Work to do
In the material below, find how many lines contain the string "farmers". Write only that number.

(Dataset items)

- - - -

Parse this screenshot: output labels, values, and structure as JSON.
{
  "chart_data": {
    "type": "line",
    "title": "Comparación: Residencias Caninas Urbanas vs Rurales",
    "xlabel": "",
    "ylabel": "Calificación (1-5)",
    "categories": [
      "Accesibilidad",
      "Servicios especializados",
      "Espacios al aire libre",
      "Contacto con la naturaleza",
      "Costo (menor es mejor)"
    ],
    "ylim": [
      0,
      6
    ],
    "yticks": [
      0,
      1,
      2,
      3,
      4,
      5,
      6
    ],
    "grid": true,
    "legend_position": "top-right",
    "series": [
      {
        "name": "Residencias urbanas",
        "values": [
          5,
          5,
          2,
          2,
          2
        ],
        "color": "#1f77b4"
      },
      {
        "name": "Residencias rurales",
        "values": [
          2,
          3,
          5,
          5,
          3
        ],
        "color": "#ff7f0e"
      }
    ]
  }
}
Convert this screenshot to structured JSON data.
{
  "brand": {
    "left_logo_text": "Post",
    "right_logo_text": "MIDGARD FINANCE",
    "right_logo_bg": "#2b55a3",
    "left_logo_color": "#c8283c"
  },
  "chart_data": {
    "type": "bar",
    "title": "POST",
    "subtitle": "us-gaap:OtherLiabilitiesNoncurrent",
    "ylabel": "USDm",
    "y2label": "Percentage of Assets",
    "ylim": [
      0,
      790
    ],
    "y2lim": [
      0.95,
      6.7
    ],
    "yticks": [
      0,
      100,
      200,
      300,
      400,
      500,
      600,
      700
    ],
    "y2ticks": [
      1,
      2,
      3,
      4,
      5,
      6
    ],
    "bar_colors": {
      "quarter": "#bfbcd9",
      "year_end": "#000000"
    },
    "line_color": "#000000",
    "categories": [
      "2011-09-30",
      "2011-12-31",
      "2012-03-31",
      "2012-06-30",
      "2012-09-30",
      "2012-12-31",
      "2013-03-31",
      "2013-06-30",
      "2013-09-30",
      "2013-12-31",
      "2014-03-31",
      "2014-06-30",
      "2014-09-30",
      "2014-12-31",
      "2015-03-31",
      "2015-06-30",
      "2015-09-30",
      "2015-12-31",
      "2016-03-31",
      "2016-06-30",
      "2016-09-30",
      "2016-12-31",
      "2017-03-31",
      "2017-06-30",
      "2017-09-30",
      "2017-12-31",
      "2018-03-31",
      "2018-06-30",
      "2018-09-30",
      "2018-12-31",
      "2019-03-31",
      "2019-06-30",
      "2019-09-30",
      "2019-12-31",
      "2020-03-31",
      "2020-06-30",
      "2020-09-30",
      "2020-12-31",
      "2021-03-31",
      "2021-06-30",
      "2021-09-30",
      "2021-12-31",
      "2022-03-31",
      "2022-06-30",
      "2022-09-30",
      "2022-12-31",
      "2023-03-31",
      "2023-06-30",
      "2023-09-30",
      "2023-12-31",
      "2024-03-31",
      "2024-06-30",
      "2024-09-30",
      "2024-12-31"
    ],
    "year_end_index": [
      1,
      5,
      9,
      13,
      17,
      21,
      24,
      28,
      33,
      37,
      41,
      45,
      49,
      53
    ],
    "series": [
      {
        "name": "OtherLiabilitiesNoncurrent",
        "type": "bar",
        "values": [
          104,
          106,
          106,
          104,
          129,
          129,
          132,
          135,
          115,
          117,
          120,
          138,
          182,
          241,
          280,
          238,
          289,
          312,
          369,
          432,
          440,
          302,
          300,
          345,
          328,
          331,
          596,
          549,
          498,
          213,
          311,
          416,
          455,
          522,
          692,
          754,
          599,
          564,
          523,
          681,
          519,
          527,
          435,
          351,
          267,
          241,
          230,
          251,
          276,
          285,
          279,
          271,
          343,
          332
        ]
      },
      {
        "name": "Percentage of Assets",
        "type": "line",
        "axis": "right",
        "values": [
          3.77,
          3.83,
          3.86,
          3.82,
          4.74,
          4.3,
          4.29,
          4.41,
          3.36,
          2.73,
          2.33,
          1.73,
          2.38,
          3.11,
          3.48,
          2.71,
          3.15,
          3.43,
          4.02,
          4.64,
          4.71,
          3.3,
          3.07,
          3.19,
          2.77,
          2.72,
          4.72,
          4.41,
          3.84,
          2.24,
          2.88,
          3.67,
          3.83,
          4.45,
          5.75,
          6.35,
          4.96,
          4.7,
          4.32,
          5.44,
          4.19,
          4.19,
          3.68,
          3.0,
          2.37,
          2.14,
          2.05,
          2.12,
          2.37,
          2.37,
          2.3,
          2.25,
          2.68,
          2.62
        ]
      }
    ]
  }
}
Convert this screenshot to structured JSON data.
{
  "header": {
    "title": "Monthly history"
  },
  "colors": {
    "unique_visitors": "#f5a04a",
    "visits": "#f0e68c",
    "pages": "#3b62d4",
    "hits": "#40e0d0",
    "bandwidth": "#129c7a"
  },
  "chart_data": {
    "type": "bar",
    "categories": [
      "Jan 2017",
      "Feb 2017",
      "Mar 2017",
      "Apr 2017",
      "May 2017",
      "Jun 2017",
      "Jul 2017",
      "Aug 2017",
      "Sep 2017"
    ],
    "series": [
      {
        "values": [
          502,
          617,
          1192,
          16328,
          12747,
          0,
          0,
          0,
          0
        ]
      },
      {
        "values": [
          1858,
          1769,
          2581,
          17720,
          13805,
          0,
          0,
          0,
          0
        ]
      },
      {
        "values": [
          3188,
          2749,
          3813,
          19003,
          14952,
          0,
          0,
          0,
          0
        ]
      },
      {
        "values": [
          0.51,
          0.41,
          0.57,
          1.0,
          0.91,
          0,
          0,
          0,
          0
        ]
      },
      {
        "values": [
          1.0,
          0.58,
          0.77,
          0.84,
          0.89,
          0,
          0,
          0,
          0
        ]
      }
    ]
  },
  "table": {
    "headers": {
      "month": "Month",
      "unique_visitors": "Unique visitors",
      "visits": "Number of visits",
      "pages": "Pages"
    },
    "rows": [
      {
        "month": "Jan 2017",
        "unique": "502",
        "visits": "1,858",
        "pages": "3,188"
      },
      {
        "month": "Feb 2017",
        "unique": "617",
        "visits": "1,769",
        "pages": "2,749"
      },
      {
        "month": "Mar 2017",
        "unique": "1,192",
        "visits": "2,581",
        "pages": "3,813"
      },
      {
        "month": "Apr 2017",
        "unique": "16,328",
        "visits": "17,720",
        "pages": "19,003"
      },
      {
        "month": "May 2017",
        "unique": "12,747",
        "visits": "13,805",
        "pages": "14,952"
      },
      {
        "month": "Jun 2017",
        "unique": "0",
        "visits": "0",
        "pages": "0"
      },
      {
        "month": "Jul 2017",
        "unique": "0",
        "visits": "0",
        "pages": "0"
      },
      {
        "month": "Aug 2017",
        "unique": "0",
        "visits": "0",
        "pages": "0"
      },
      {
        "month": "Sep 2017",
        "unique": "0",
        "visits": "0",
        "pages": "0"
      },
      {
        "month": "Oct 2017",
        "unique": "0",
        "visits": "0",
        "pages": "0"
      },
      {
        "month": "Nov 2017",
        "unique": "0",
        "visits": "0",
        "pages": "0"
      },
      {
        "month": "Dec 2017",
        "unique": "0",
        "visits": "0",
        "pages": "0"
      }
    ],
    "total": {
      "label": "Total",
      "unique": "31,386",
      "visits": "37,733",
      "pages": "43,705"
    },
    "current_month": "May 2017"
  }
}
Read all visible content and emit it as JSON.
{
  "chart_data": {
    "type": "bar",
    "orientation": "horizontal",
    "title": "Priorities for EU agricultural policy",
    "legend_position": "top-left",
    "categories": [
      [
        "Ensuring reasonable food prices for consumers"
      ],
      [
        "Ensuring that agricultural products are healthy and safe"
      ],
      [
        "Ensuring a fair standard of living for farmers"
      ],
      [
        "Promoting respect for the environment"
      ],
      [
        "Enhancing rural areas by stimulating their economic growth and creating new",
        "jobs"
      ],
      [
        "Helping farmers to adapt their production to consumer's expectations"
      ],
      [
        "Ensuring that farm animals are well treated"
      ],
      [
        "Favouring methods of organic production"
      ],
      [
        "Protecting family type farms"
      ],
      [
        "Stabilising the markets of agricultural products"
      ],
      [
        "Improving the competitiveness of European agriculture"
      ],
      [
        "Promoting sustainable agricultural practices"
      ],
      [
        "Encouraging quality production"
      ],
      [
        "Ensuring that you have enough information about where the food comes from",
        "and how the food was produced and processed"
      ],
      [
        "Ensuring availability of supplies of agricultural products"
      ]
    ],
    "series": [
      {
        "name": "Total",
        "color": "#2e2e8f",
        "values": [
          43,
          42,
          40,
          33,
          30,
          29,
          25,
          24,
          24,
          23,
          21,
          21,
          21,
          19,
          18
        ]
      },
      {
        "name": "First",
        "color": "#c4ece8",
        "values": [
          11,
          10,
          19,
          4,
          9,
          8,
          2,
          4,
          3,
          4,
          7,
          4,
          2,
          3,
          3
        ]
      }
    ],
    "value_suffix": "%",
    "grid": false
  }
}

- - - -

Exercise answer
2